[Stored entries]
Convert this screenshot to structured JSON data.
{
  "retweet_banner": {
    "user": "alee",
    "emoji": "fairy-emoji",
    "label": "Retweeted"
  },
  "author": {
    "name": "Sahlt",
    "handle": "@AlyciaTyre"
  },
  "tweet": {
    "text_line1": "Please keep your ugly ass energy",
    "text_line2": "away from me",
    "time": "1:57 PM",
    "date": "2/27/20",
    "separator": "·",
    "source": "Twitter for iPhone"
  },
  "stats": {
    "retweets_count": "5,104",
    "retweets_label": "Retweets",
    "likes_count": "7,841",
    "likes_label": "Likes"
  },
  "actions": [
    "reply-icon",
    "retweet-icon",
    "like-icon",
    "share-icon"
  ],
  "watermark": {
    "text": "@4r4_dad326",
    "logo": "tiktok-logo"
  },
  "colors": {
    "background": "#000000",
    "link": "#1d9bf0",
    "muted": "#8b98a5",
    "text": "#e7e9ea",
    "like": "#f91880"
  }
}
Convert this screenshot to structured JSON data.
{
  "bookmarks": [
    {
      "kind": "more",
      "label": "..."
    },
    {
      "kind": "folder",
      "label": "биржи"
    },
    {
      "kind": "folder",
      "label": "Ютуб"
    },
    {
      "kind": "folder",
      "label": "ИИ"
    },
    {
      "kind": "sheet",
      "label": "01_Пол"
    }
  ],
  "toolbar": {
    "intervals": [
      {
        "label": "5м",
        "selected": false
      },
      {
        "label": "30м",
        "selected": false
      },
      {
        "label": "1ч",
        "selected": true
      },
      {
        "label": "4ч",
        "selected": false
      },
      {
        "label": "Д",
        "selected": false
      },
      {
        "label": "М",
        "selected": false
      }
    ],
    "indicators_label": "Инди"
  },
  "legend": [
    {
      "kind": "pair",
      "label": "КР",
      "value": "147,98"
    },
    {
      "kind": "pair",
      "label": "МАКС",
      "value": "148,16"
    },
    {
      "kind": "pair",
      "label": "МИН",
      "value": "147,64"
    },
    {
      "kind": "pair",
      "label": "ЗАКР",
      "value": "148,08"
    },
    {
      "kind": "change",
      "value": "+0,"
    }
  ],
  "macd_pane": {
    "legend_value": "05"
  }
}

**Exercise details:** Give the material above again, word for word.

**Solution to this task:**
Convert this screenshot to structured JSON data.
{
  "retweet_banner": {
    "user": "alee",
    "emoji": "fairy-emoji",
    "label": "Retweeted"
  },
  "author": {
    "name": "Sahlt",
    "handle": "@AlyciaTyre"
  },
  "tweet": {
    "text_line1": "Please keep your ugly ass energy",
    "text_line2": "away from me",
    "time": "1:57 PM",
    "date": "2/27/20",
    "separator": "·",
    "source": "Twitter for iPhone"
  },
  "stats": {
    "retweets_count": "5,104",
    "retweets_label": "Retweets",
    "likes_count": "7,841",
    "likes_label": "Likes"
  },
  "actions": [
    "reply-icon",
    "retweet-icon",
    "like-icon",
    "share-icon"
  ],
  "watermark": {
    "text": "@4r4_dad326",
    "logo": "tiktok-logo"
  },
  "colors": {
    "background": "#000000",
    "link": "#1d9bf0",
    "muted": "#8b98a5",
    "text": "#e7e9ea",
    "like": "#f91880"
  }
}
Convert this screenshot to structured JSON data.
{
  "bookmarks": [
    {
      "kind": "more",
      "label": "..."
    },
    {
      "kind": "folder",
      "label": "биржи"
    },
    {
      "kind": "folder",
      "label": "Ютуб"
    },
    {
      "kind": "folder",
      "label": "ИИ"
    },
    {
      "kind": "sheet",
      "label": "01_Пол"
    }
  ],
  "toolbar": {
    "intervals": [
      {
        "label": "5м",
        "selected": false
      },
      {
        "label": "30м",
        "selected": false
      },
      {
        "label": "1ч",
        "selected": true
      },
      {
        "label": "4ч",
        "selected": false
      },
      {
        "label": "Д",
        "selected": false
      },
      {
        "label": "М",
        "selected": false
      }
    ],
    "indicators_label": "Инди"
  },
  "legend": [
    {
      "kind": "pair",
      "label": "КР",
      "value": "147,98"
    },
    {
      "kind": "pair",
      "label": "МАКС",
      "value": "148,16"
    },
    {
      "kind": "pair",
      "label": "МИН",
      "value": "147,64"
    },
    {
      "kind": "pair",
      "label": "ЗАКР",
      "value": "148,08"
    },
    {
      "kind": "change",
      "value": "+0,"
    }
  ],
  "macd_pane": {
    "legend_value": "05"
  }
}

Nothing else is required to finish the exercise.